◆ GIVEN TASK: In the text provided, where did the pilot say the plane would make an emergency landing?
** START OF TEXT PROVIDED **
I would like to take this opportunity to congratulate and send best wishes to Joan Fitz-Gerald, our new Senate President, and Andrew Romanoff the new Speaker of the House. From them we will see strong leadership.
I am also pleased with the choices that the Republicans made for minority leaders--Joe Stengel in the House and Mark Hillman in the Senate. I believe they will capably and honorably lead the opposition.
Last week I was flying from Detroit to Denver when, somewhere in the middle, the flight attendants started looking concerned and the plane took a sharp turn to the left. The pilot got on the public address system and said, “Ladies and gentlemen there is smoke on the plane and we don’t know where it is coming from. So we will be making an emergency landing in Des Moines in about ten minutes…. Do not be alarmed.”
** END OF TEXT PROVIDED **
** START OF DATA PROVIDED **
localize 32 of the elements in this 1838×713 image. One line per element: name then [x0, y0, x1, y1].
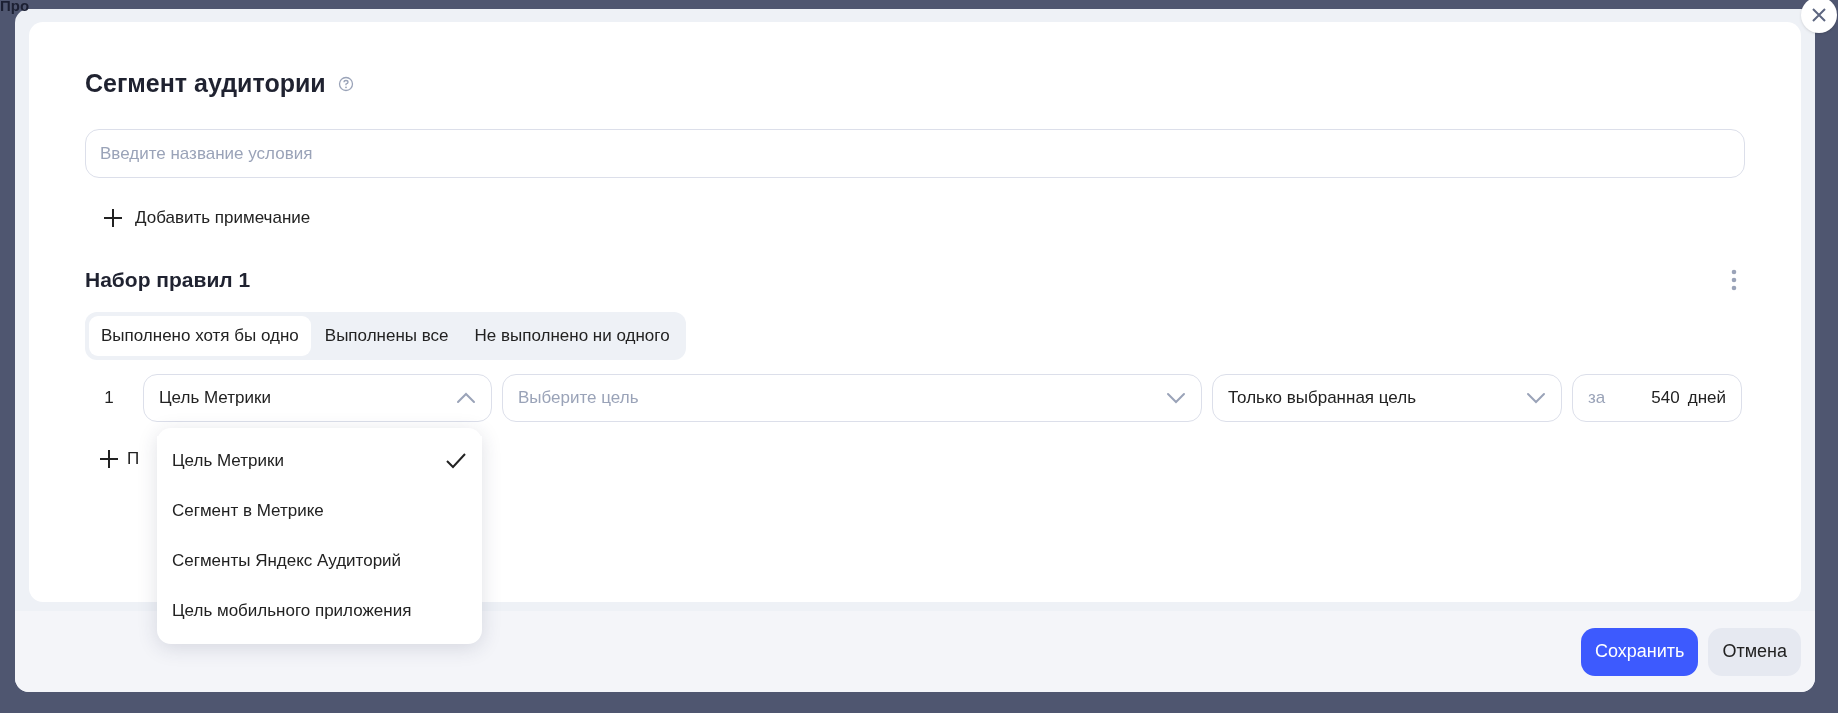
** END OF DATA PROVIDED **
◆ CORRECT RESPONSE: Des Moines.